_Objective_:
Find every line in the records below that holds the word "JSON", and copy it out.

Structured figure records
◇ ◇ ◇ ◇
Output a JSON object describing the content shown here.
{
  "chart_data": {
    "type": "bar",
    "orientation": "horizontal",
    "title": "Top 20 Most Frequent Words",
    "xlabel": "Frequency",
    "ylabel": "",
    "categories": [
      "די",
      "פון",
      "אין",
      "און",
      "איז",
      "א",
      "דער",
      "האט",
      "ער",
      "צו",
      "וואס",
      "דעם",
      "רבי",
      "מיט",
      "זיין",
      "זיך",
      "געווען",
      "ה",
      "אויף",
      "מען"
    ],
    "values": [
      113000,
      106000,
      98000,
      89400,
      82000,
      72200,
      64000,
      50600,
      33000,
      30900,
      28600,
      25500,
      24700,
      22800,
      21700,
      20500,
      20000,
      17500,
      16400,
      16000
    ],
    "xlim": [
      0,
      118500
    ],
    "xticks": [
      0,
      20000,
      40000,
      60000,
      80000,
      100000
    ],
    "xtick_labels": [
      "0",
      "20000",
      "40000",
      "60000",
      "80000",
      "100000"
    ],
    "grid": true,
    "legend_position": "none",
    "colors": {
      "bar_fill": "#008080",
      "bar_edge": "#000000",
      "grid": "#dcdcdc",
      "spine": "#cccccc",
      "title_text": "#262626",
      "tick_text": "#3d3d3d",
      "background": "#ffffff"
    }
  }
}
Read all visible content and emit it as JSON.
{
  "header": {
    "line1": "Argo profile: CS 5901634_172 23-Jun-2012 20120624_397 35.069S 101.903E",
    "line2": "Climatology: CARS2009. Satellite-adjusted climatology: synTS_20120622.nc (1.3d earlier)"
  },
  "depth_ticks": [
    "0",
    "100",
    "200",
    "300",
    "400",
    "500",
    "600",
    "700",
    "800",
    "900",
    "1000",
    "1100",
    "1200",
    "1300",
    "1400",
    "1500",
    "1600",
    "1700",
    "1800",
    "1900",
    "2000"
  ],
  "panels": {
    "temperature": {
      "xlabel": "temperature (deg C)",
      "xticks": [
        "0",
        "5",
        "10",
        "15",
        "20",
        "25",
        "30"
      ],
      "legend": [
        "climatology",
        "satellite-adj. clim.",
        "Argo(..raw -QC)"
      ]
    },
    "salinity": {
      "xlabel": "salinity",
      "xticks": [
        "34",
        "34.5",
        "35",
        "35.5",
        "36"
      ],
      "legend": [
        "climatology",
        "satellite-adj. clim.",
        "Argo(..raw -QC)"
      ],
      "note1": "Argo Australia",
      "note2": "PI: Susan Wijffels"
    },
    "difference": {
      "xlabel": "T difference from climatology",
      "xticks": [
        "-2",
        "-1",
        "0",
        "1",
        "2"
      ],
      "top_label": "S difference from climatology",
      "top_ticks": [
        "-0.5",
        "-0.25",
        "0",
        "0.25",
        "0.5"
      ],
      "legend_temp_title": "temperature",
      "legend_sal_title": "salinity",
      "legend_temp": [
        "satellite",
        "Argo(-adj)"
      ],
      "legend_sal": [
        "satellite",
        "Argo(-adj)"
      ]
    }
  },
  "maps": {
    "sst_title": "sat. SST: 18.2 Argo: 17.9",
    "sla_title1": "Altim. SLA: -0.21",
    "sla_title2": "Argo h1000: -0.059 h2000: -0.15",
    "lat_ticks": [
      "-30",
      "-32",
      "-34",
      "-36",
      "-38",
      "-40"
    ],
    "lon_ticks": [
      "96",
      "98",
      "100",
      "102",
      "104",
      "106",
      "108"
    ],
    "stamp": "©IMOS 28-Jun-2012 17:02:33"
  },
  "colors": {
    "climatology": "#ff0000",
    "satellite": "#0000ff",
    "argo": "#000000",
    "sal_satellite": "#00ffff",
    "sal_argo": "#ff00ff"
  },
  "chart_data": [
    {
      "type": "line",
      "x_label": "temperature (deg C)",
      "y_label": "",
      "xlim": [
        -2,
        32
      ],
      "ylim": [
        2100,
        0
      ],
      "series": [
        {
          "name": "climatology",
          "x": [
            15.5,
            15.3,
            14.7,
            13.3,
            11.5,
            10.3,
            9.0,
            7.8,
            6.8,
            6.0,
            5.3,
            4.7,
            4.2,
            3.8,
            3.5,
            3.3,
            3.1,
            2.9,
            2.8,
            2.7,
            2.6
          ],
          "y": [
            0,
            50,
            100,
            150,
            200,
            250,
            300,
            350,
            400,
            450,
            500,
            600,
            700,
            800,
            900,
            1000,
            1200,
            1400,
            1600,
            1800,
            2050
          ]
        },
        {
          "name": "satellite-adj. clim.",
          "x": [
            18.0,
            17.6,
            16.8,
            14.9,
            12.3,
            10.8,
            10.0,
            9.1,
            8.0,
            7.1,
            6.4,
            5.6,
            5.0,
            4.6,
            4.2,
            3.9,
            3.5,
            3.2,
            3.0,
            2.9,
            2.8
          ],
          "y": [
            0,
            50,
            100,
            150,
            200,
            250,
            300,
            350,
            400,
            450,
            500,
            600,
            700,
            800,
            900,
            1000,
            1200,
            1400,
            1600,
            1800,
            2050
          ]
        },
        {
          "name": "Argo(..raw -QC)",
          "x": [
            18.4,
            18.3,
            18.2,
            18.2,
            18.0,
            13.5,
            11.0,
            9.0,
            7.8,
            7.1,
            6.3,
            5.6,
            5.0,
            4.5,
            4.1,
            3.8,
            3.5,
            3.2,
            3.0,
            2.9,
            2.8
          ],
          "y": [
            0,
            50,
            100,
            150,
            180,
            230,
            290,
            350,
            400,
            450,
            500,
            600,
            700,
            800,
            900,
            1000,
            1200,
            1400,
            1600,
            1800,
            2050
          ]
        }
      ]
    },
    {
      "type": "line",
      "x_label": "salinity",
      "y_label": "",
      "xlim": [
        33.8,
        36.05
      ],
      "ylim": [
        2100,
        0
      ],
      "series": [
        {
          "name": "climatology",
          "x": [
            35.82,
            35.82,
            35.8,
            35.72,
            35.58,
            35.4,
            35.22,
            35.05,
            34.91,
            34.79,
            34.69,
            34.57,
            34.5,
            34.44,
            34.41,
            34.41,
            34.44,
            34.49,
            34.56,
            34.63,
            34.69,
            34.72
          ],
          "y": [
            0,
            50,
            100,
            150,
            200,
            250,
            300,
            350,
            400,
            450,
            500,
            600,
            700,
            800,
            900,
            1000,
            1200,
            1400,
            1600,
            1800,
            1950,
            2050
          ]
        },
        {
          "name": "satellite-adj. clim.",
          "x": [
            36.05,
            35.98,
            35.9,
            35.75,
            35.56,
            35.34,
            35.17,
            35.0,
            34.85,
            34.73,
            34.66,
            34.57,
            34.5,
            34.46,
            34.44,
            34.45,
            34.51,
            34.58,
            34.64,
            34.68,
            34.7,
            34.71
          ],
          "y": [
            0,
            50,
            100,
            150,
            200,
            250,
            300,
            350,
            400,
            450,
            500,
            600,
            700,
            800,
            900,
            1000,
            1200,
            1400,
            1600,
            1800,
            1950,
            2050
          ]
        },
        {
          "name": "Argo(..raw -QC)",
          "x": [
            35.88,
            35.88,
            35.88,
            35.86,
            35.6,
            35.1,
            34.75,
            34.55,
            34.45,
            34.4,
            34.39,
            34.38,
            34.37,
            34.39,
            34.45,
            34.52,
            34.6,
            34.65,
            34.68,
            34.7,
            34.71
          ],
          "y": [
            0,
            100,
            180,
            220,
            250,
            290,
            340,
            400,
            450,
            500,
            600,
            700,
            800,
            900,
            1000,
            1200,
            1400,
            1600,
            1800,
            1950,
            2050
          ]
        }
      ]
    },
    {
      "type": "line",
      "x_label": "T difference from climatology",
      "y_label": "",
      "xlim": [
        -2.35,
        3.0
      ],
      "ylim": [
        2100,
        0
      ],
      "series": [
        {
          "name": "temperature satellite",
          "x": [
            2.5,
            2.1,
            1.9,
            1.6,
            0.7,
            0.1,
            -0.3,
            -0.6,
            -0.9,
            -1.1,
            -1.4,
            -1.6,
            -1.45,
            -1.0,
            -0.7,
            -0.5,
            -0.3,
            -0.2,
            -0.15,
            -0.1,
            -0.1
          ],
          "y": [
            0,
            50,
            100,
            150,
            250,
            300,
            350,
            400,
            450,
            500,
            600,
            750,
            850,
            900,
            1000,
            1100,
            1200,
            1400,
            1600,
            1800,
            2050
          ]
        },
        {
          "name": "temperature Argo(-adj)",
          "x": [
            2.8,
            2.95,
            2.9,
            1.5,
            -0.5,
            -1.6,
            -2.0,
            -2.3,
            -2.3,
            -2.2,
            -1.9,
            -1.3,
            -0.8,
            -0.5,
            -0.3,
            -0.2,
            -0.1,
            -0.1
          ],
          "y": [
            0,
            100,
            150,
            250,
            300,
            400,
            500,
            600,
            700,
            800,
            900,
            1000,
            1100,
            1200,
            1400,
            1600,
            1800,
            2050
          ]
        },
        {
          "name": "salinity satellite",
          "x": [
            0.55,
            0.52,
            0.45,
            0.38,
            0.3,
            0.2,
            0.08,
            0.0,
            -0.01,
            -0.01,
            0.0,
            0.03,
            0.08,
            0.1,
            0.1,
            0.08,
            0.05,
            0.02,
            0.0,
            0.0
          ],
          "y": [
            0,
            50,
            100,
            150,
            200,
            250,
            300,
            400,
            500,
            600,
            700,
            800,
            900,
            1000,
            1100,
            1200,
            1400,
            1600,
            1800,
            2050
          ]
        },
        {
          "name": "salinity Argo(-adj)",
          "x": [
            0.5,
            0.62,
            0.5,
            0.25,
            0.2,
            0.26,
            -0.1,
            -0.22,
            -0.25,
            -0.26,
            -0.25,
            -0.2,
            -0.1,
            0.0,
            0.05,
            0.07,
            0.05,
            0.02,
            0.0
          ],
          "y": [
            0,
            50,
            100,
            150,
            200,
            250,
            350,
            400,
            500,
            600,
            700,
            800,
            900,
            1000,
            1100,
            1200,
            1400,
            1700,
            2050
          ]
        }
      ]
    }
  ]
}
◇ ◇ ◇ ◇
_Response to the exercise_:
Output a JSON object describing the content shown here.
Read all visible content and emit it as JSON.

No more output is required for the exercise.